Required work: Check each line of the data below for the string "JSON". Then give the number of lines that have it, without anything else.

:: Supplied material ::

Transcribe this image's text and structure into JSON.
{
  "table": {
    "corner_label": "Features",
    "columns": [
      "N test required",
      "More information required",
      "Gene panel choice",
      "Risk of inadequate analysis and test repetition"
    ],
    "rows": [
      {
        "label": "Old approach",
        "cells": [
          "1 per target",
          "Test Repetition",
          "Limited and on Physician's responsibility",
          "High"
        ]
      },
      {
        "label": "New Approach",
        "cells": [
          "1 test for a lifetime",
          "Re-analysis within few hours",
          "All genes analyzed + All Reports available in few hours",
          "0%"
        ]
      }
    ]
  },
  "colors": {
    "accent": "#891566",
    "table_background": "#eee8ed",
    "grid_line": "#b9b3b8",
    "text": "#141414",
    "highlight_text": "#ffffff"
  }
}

:::
:: Supplied material ::

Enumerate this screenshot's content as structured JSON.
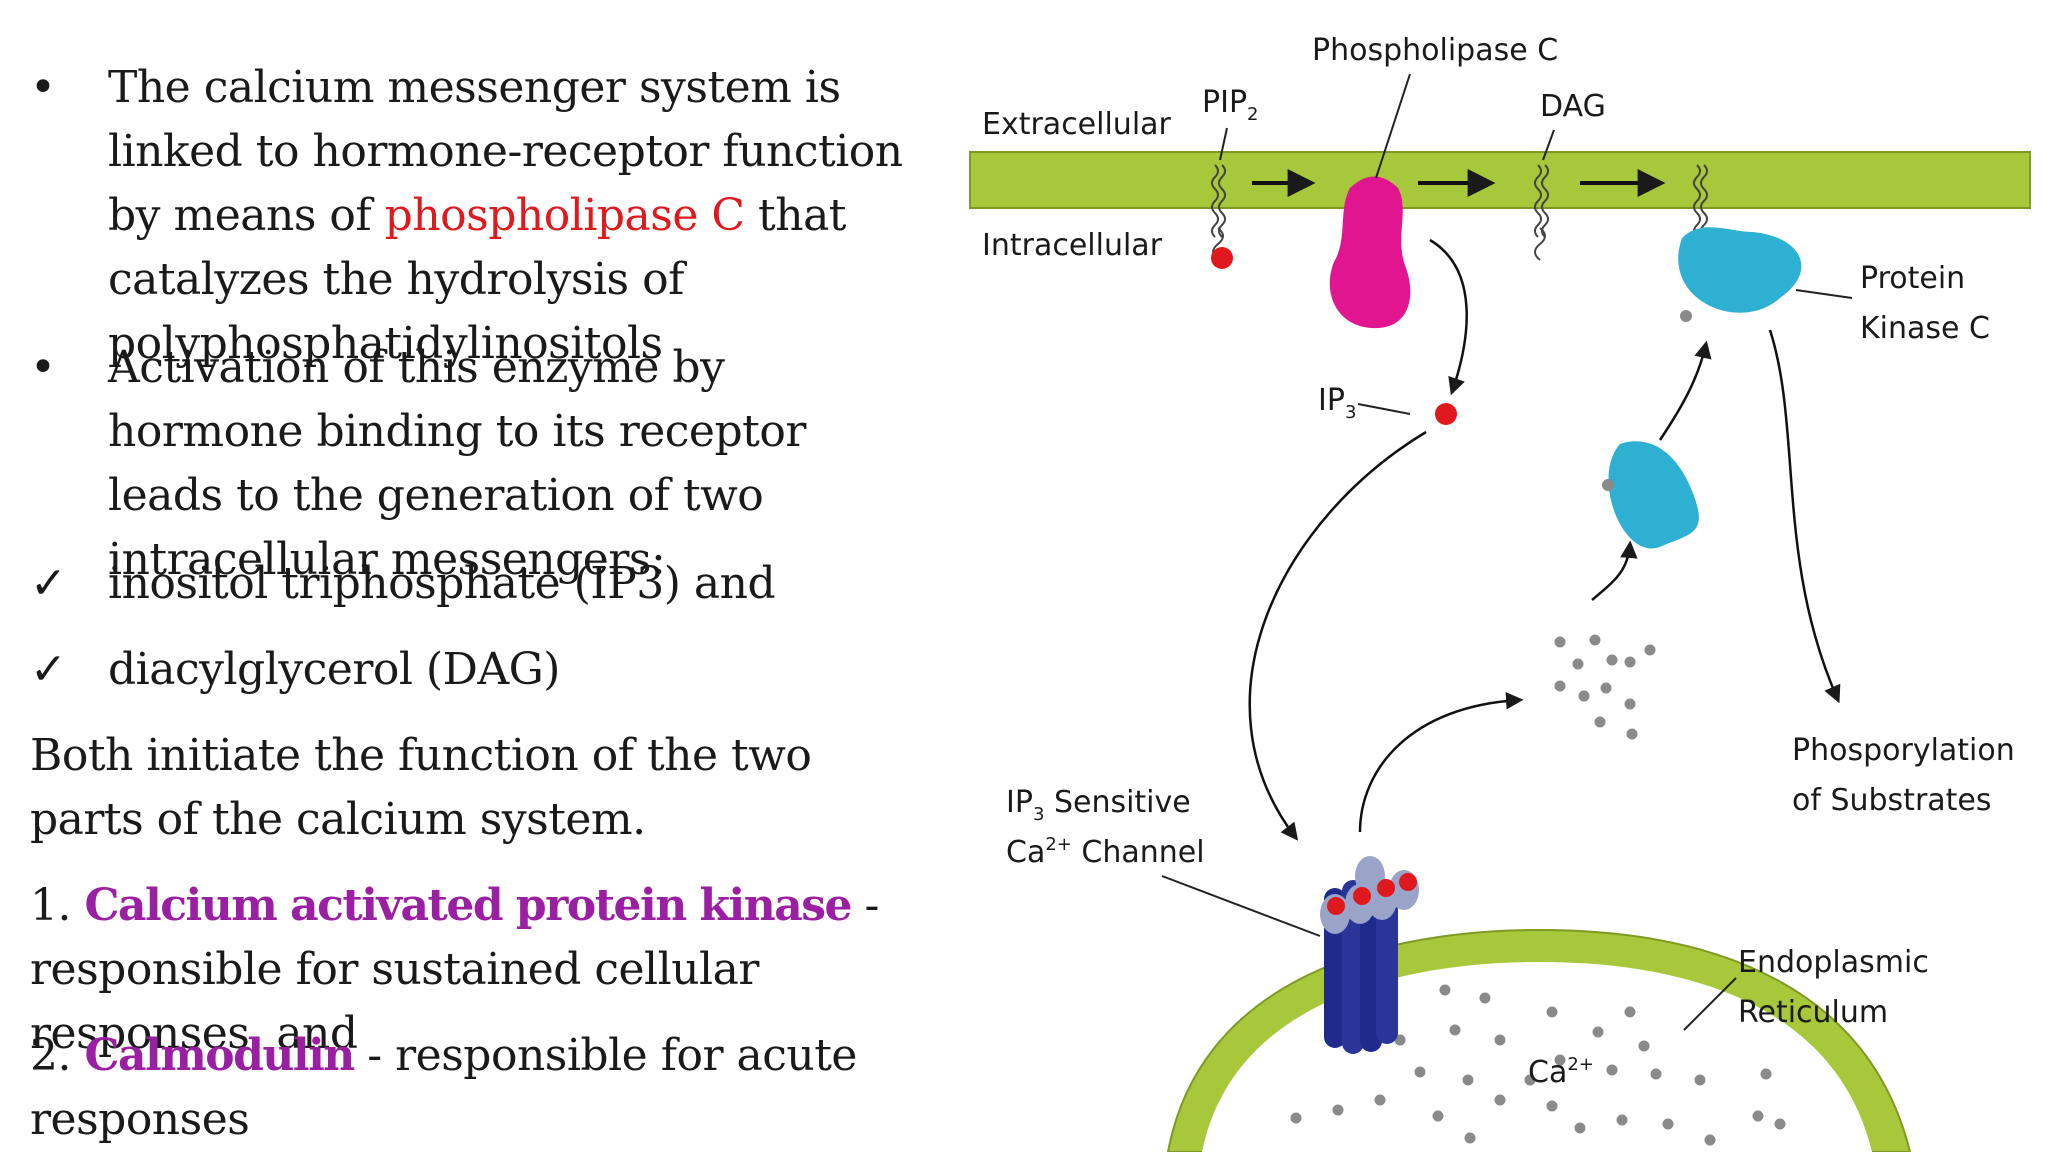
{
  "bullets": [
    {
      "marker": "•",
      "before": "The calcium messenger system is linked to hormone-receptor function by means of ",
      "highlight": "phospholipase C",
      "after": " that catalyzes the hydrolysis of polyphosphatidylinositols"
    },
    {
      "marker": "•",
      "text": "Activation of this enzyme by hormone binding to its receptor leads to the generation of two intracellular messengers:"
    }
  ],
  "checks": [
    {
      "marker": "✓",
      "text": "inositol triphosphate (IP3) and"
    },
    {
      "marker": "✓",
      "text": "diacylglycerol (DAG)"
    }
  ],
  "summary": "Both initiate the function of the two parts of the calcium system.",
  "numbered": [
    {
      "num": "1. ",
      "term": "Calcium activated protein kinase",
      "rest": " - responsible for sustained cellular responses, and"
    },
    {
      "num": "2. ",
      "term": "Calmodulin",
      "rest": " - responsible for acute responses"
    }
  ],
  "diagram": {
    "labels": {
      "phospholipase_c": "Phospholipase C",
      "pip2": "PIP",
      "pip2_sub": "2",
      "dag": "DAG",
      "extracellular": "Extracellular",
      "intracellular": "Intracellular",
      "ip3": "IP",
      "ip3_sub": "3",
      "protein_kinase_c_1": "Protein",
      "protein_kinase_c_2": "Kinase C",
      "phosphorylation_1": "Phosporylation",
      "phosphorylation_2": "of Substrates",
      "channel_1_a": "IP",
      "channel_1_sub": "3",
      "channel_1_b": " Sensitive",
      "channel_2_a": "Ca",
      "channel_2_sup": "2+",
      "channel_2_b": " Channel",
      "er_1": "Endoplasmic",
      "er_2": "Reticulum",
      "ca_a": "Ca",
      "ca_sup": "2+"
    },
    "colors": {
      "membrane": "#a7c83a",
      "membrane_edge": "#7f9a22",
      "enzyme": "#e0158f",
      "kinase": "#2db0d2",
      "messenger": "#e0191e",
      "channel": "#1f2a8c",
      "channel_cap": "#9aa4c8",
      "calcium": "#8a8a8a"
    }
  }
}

:::

Output: 2